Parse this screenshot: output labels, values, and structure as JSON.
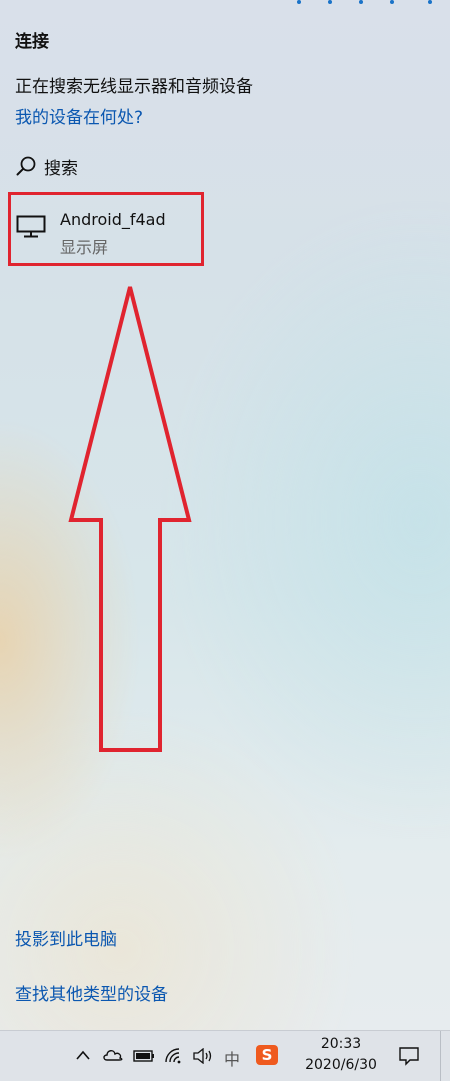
{
  "panel": {
    "title": "连接",
    "subtitle": "正在搜索无线显示器和音频设备",
    "where_link": "我的设备在何处?",
    "search_label": "搜索"
  },
  "devices": [
    {
      "name": "Android_f4ad",
      "type": "显示屏",
      "icon": "monitor-icon"
    }
  ],
  "footer_links": {
    "cast": "投影到此电脑",
    "find_other": "查找其他类型的设备"
  },
  "taskbar": {
    "ime": "中",
    "sogou": "S",
    "time": "20:33",
    "date": "2020/6/30",
    "icons": [
      "chevron-up-icon",
      "onedrive-cloud-icon",
      "battery-icon",
      "wifi-icon",
      "volume-icon",
      "action-center-icon"
    ]
  },
  "colors": {
    "link": "#0b57b0",
    "highlight": "#e0242f",
    "accent": "#1a73c8",
    "sogou": "#ef5a1e"
  }
}
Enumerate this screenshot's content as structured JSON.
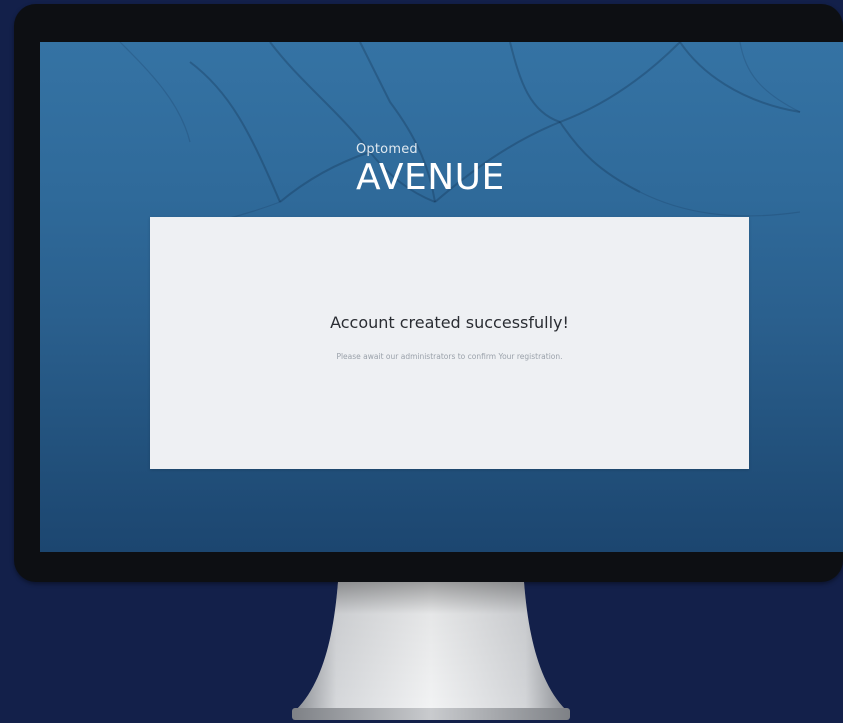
{
  "app": {
    "brand_small": "Optomed",
    "brand_large": "AVENUE"
  },
  "message": {
    "title": "Account created successfully!",
    "body": "Please await our administrators to confirm Your registration."
  },
  "colors": {
    "background": "#13204a",
    "screen_top": "#3573a4",
    "screen_bottom": "#1c4670",
    "card": "#eef0f3",
    "bezel": "#0d0f13"
  }
}
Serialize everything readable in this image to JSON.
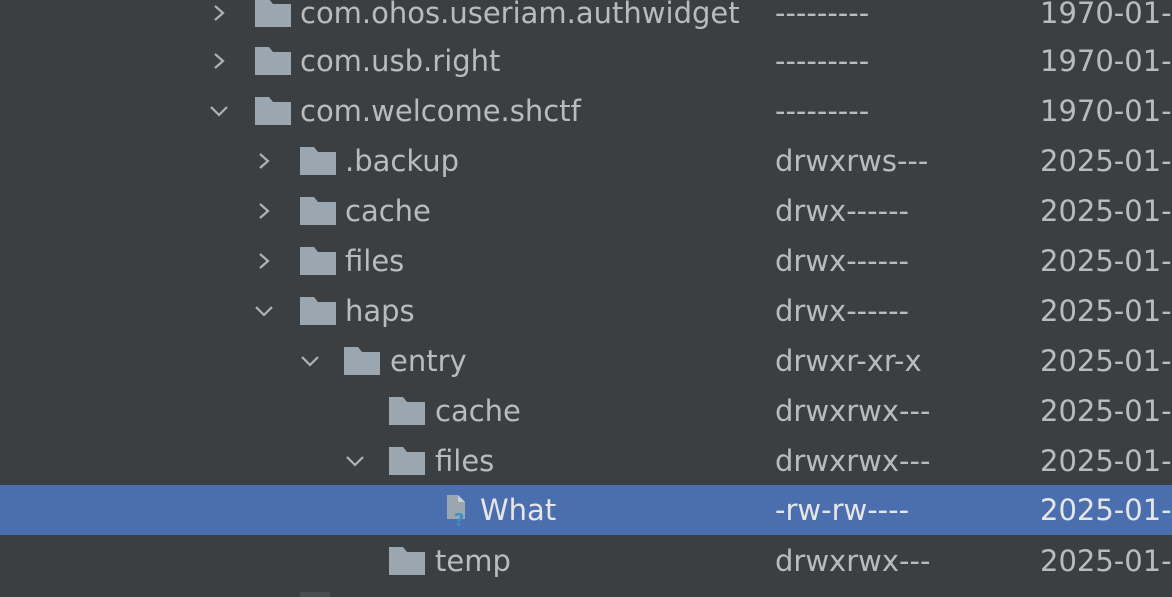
{
  "file_tree": {
    "rows": [
      {
        "name": "com.ohos.useriam.authwidget",
        "permissions": "---------",
        "date": "1970-01-"
      },
      {
        "name": "com.usb.right",
        "permissions": "---------",
        "date": "1970-01-"
      },
      {
        "name": "com.welcome.shctf",
        "permissions": "---------",
        "date": "1970-01-"
      },
      {
        "name": ".backup",
        "permissions": "drwxrws---",
        "date": "2025-01-"
      },
      {
        "name": "cache",
        "permissions": "drwx------",
        "date": "2025-01-"
      },
      {
        "name": "files",
        "permissions": "drwx------",
        "date": "2025-01-"
      },
      {
        "name": "haps",
        "permissions": "drwx------",
        "date": "2025-01-"
      },
      {
        "name": "entry",
        "permissions": "drwxr-xr-x",
        "date": "2025-01-"
      },
      {
        "name": "cache",
        "permissions": "drwxrwx---",
        "date": "2025-01-"
      },
      {
        "name": "files",
        "permissions": "drwxrwx---",
        "date": "2025-01-"
      },
      {
        "name": "What",
        "permissions": "-rw-rw----",
        "date": "2025-01-"
      },
      {
        "name": "temp",
        "permissions": "drwxrwx---",
        "date": "2025-01-"
      }
    ]
  },
  "colors": {
    "background": "#3c3f41",
    "selection": "#4b6eaf",
    "text": "#bbbbbb",
    "folder_icon": "#9aa7b0",
    "unknown_file_accent": "#3592c4"
  }
}
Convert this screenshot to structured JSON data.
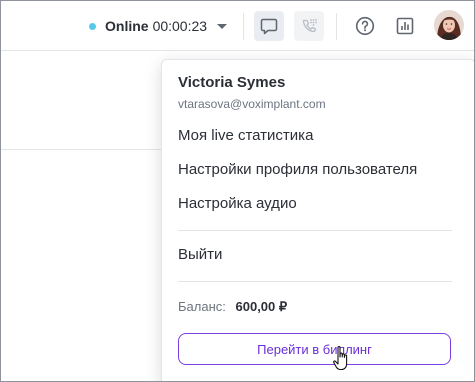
{
  "topbar": {
    "status": {
      "label": "Online",
      "timer": "00:00:23",
      "dot_color": "#55c9e6"
    },
    "icons": [
      "chat-icon",
      "phone-dialpad-icon",
      "help-icon",
      "statistics-icon"
    ]
  },
  "user_menu": {
    "name": "Victoria Symes",
    "email": "vtarasova@voximplant.com",
    "items": [
      "Моя live статистика",
      "Настройки профиля пользователя",
      "Настройка аудио"
    ],
    "logout": "Выйти",
    "balance_label": "Баланс:",
    "balance_value": "600,00 ₽",
    "billing_button": "Перейти в биллинг",
    "accent_color": "#7b3fe4"
  }
}
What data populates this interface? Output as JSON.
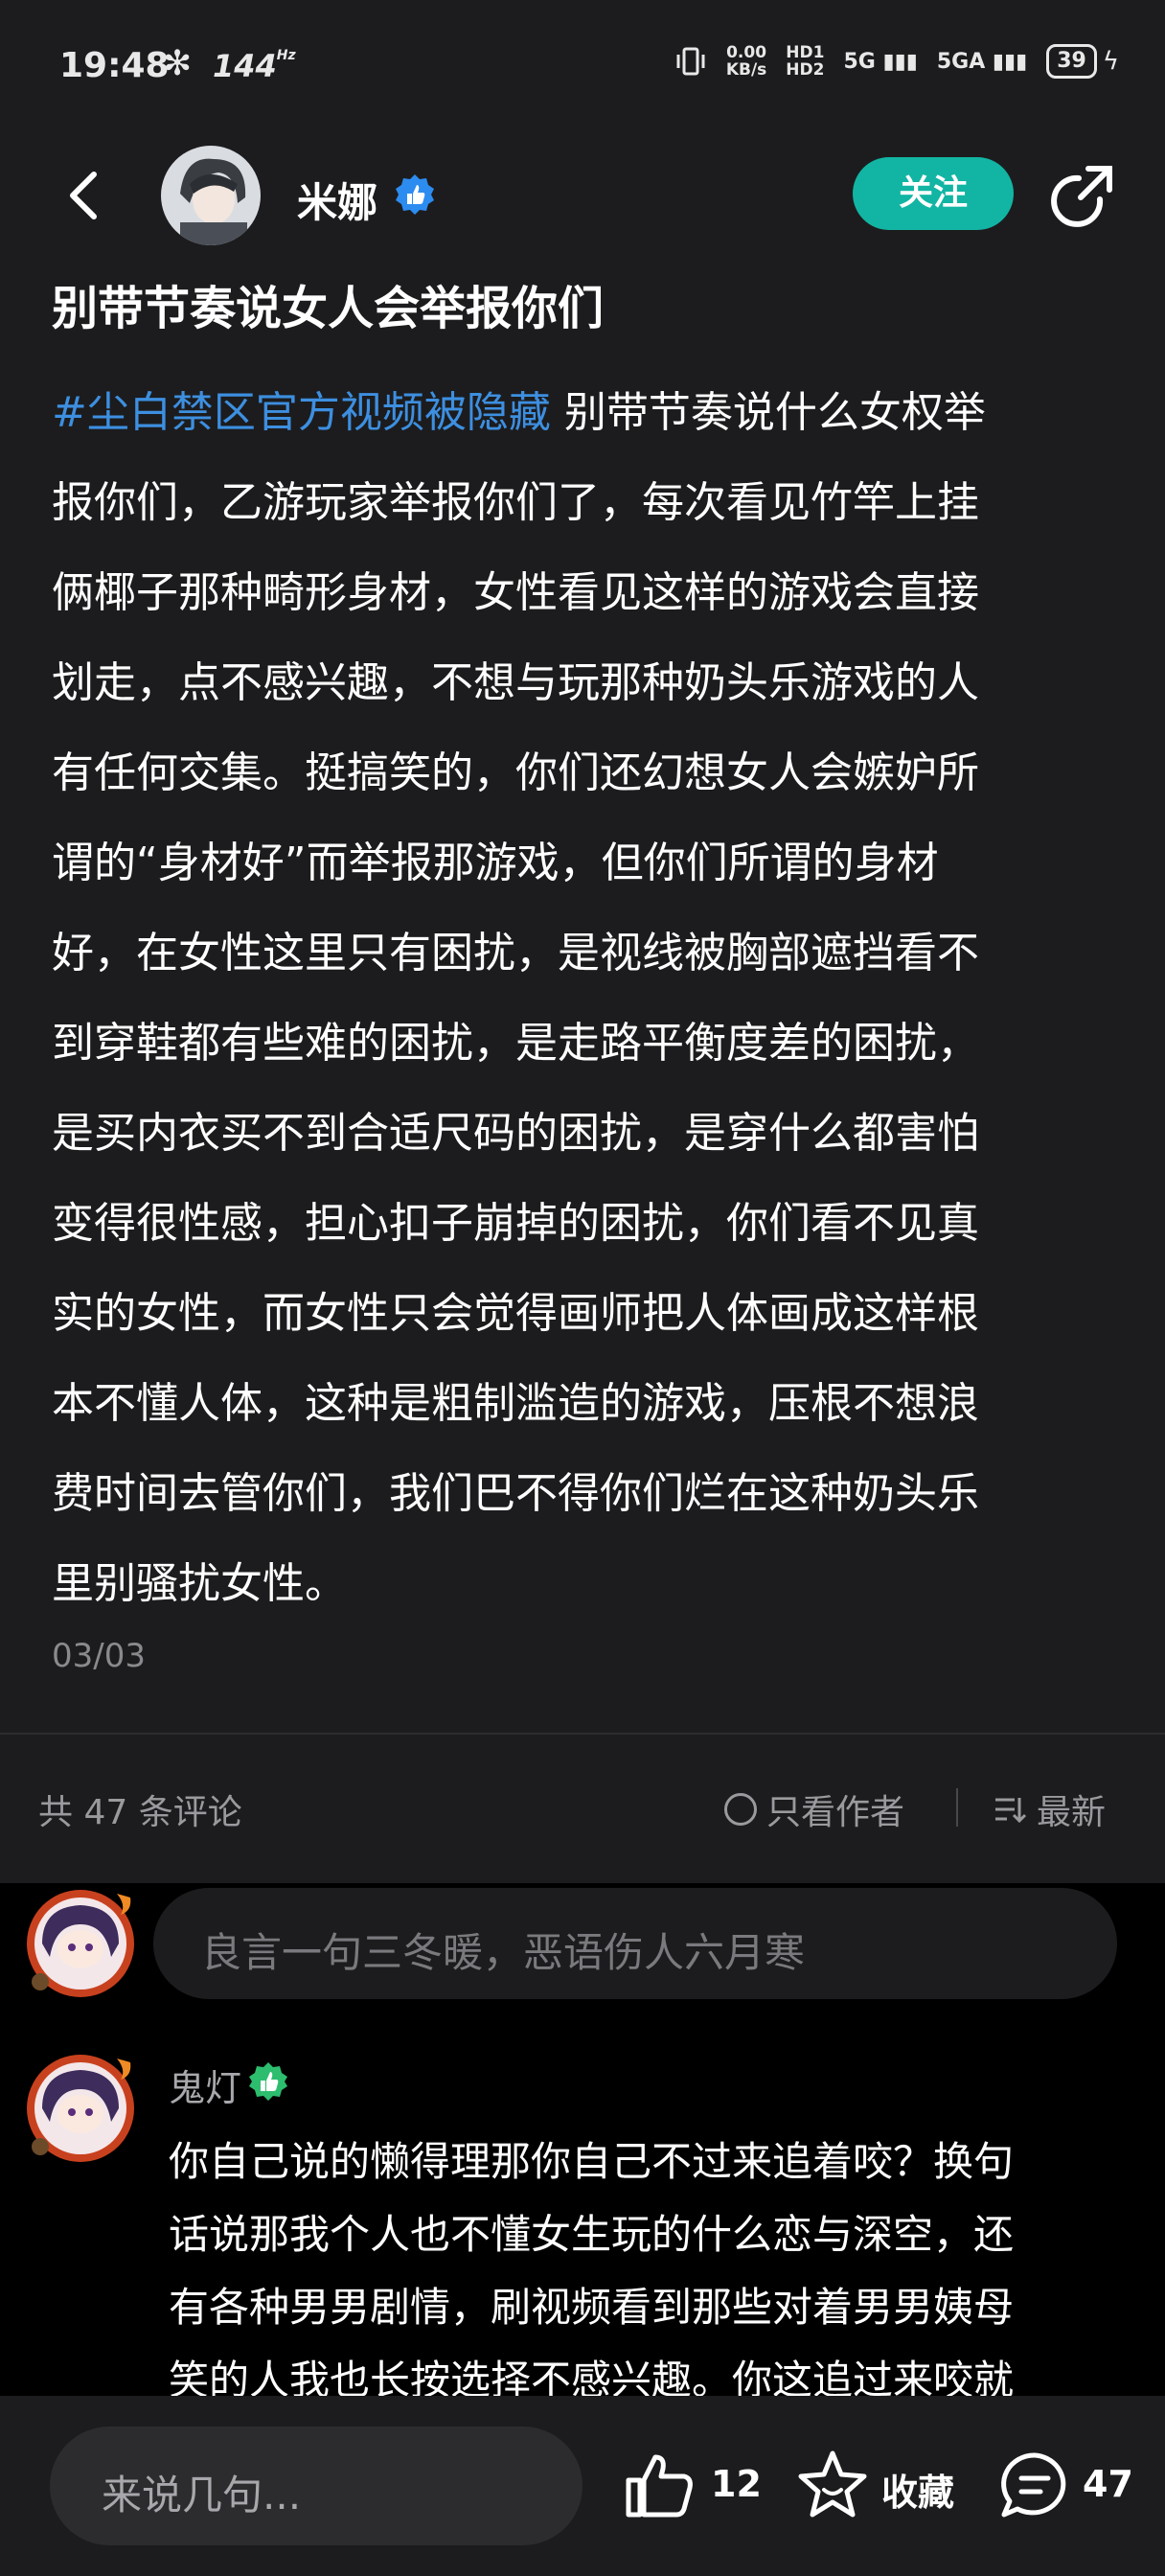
{
  "status_bar": {
    "time": "19:48",
    "refresh_rate": "144",
    "refresh_unit": "Hz",
    "speed_value": "0.00",
    "speed_unit": "KB/s",
    "hd1": "HD1",
    "hd2": "HD2",
    "sig1": "5G",
    "sig2": "5GA",
    "battery": "39"
  },
  "header": {
    "author_name": "米娜",
    "follow_label": "关注"
  },
  "post": {
    "title": "别带节奏说女人会举报你们",
    "hashtag": "#尘白禁区官方视频被隐藏",
    "body_lines": [
      " 别带节奏说什么女权举",
      "报你们，乙游玩家举报你们了，每次看见竹竿上挂",
      "俩椰子那种畸形身材，女性看见这样的游戏会直接",
      "划走，点不感兴趣，不想与玩那种奶头乐游戏的人",
      "有任何交集。挺搞笑的，你们还幻想女人会嫉妒所",
      "谓的“身材好”而举报那游戏，但你们所谓的身材",
      "好，在女性这里只有困扰，是视线被胸部遮挡看不",
      "到穿鞋都有些难的困扰，是走路平衡度差的困扰，",
      "是买内衣买不到合适尺码的困扰，是穿什么都害怕",
      "变得很性感，担心扣子崩掉的困扰，你们看不见真",
      "实的女性，而女性只会觉得画师把人体画成这样根",
      "本不懂人体，这种是粗制滥造的游戏，压根不想浪",
      "费时间去管你们，我们巴不得你们烂在这种奶头乐",
      "里别骚扰女性。"
    ],
    "image_counter": "03/03"
  },
  "comments_bar": {
    "count_label": "共 47 条评论",
    "only_author_label": "只看作者",
    "sort_label": "最新"
  },
  "comment_input": {
    "placeholder": "良言一句三冬暖，恶语伤人六月寒"
  },
  "comments": [
    {
      "name": "鬼灯",
      "lines": [
        "你自己说的懒得理那你自己不过来追着咬？换句",
        "话说那我个人也不懂女生玩的什么恋与深空，还",
        "有各种男男剧情，刷视频看到那些对着男男姨母",
        "笑的人我也长按选择不感兴趣。你这追过来咬就"
      ]
    }
  ],
  "bottom_bar": {
    "say_placeholder": "来说几句...",
    "like_count": "12",
    "favorite_label": "收藏",
    "comment_count": "47"
  },
  "colors": {
    "accent": "#12b5a3",
    "hashtag": "#3d8fe0",
    "verified": "#2d8cf0",
    "badge": "#2dbd6e"
  }
}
_ _ _ _ _
** To be done **
Restate each of the entries above word for word and skip every image.

** Output **
Parse this screenshot: output labels, values, and structure as JSON.
{
  "panel": {
    "title": "连接",
    "subtitle": "正在搜索无线显示器和音频设备",
    "where_link": "我的设备在何处?",
    "search_label": "搜索"
  },
  "devices": [
    {
      "name": "Android_f4ad",
      "type": "显示屏",
      "icon": "monitor-icon"
    }
  ],
  "footer_links": {
    "cast": "投影到此电脑",
    "find_other": "查找其他类型的设备"
  },
  "taskbar": {
    "ime": "中",
    "sogou": "S",
    "time": "20:33",
    "date": "2020/6/30",
    "icons": [
      "chevron-up-icon",
      "onedrive-cloud-icon",
      "battery-icon",
      "wifi-icon",
      "volume-icon",
      "action-center-icon"
    ]
  },
  "colors": {
    "link": "#0b57b0",
    "highlight": "#e0242f",
    "accent": "#1a73c8",
    "sogou": "#ef5a1e"
  }
}
Enumerate this screenshot's content as structured JSON.
{
  "app": {
    "brand_small": "Optomed",
    "brand_large": "AVENUE"
  },
  "message": {
    "title": "Account created successfully!",
    "body": "Please await our administrators to confirm Your registration."
  },
  "colors": {
    "background": "#13204a",
    "screen_top": "#3573a4",
    "screen_bottom": "#1c4670",
    "card": "#eef0f3",
    "bezel": "#0d0f13"
  }
}
Serialize everything readable in this image to JSON.
{
  "file_tree": {
    "rows": [
      {
        "name": "com.ohos.useriam.authwidget",
        "permissions": "---------",
        "date": "1970-01-"
      },
      {
        "name": "com.usb.right",
        "permissions": "---------",
        "date": "1970-01-"
      },
      {
        "name": "com.welcome.shctf",
        "permissions": "---------",
        "date": "1970-01-"
      },
      {
        "name": ".backup",
        "permissions": "drwxrws---",
        "date": "2025-01-"
      },
      {
        "name": "cache",
        "permissions": "drwx------",
        "date": "2025-01-"
      },
      {
        "name": "files",
        "permissions": "drwx------",
        "date": "2025-01-"
      },
      {
        "name": "haps",
        "permissions": "drwx------",
        "date": "2025-01-"
      },
      {
        "name": "entry",
        "permissions": "drwxr-xr-x",
        "date": "2025-01-"
      },
      {
        "name": "cache",
        "permissions": "drwxrwx---",
        "date": "2025-01-"
      },
      {
        "name": "files",
        "permissions": "drwxrwx---",
        "date": "2025-01-"
      },
      {
        "name": "What",
        "permissions": "-rw-rw----",
        "date": "2025-01-"
      },
      {
        "name": "temp",
        "permissions": "drwxrwx---",
        "date": "2025-01-"
      }
    ]
  },
  "colors": {
    "background": "#3c3f41",
    "selection": "#4b6eaf",
    "text": "#bbbbbb",
    "folder_icon": "#9aa7b0",
    "unknown_file_accent": "#3592c4"
  }
}
Convert this screenshot to structured JSON data.
{
  "topbar": {
    "status": {
      "label": "Online",
      "timer": "00:00:23",
      "dot_color": "#55c9e6"
    },
    "icons": [
      "chat-icon",
      "phone-dialpad-icon",
      "help-icon",
      "statistics-icon"
    ]
  },
  "user_menu": {
    "name": "Victoria Symes",
    "email": "vtarasova@voximplant.com",
    "items": [
      "Моя live статистика",
      "Настройки профиля пользователя",
      "Настройка аудио"
    ],
    "logout": "Выйти",
    "balance_label": "Баланс:",
    "balance_value": "600,00 ₽",
    "billing_button": "Перейти в биллинг",
    "accent_color": "#7b3fe4"
  }
}
What data populates this interface? Output as JSON.
{
  "status_bar": {
    "time": "19:48",
    "refresh_rate": "144",
    "refresh_unit": "Hz",
    "speed_value": "0.00",
    "speed_unit": "KB/s",
    "hd1": "HD1",
    "hd2": "HD2",
    "sig1": "5G",
    "sig2": "5GA",
    "battery": "39"
  },
  "header": {
    "author_name": "米娜",
    "follow_label": "关注"
  },
  "post": {
    "title": "别带节奏说女人会举报你们",
    "hashtag": "#尘白禁区官方视频被隐藏",
    "body_lines": [
      " 别带节奏说什么女权举",
      "报你们，乙游玩家举报你们了，每次看见竹竿上挂",
      "俩椰子那种畸形身材，女性看见这样的游戏会直接",
      "划走，点不感兴趣，不想与玩那种奶头乐游戏的人",
      "有任何交集。挺搞笑的，你们还幻想女人会嫉妒所",
      "谓的“身材好”而举报那游戏，但你们所谓的身材",
      "好，在女性这里只有困扰，是视线被胸部遮挡看不",
      "到穿鞋都有些难的困扰，是走路平衡度差的困扰，",
      "是买内衣买不到合适尺码的困扰，是穿什么都害怕",
      "变得很性感，担心扣子崩掉的困扰，你们看不见真",
      "实的女性，而女性只会觉得画师把人体画成这样根",
      "本不懂人体，这种是粗制滥造的游戏，压根不想浪",
      "费时间去管你们，我们巴不得你们烂在这种奶头乐",
      "里别骚扰女性。"
    ],
    "image_counter": "03/03"
  },
  "comments_bar": {
    "count_label": "共 47 条评论",
    "only_author_label": "只看作者",
    "sort_label": "最新"
  },
  "comment_input": {
    "placeholder": "良言一句三冬暖，恶语伤人六月寒"
  },
  "comments": [
    {
      "name": "鬼灯",
      "lines": [
        "你自己说的懒得理那你自己不过来追着咬？换句",
        "话说那我个人也不懂女生玩的什么恋与深空，还",
        "有各种男男剧情，刷视频看到那些对着男男姨母",
        "笑的人我也长按选择不感兴趣。你这追过来咬就"
      ]
    }
  ],
  "bottom_bar": {
    "say_placeholder": "来说几句...",
    "like_count": "12",
    "favorite_label": "收藏",
    "comment_count": "47"
  },
  "colors": {
    "accent": "#12b5a3",
    "hashtag": "#3d8fe0",
    "verified": "#2d8cf0",
    "badge": "#2dbd6e"
  }
}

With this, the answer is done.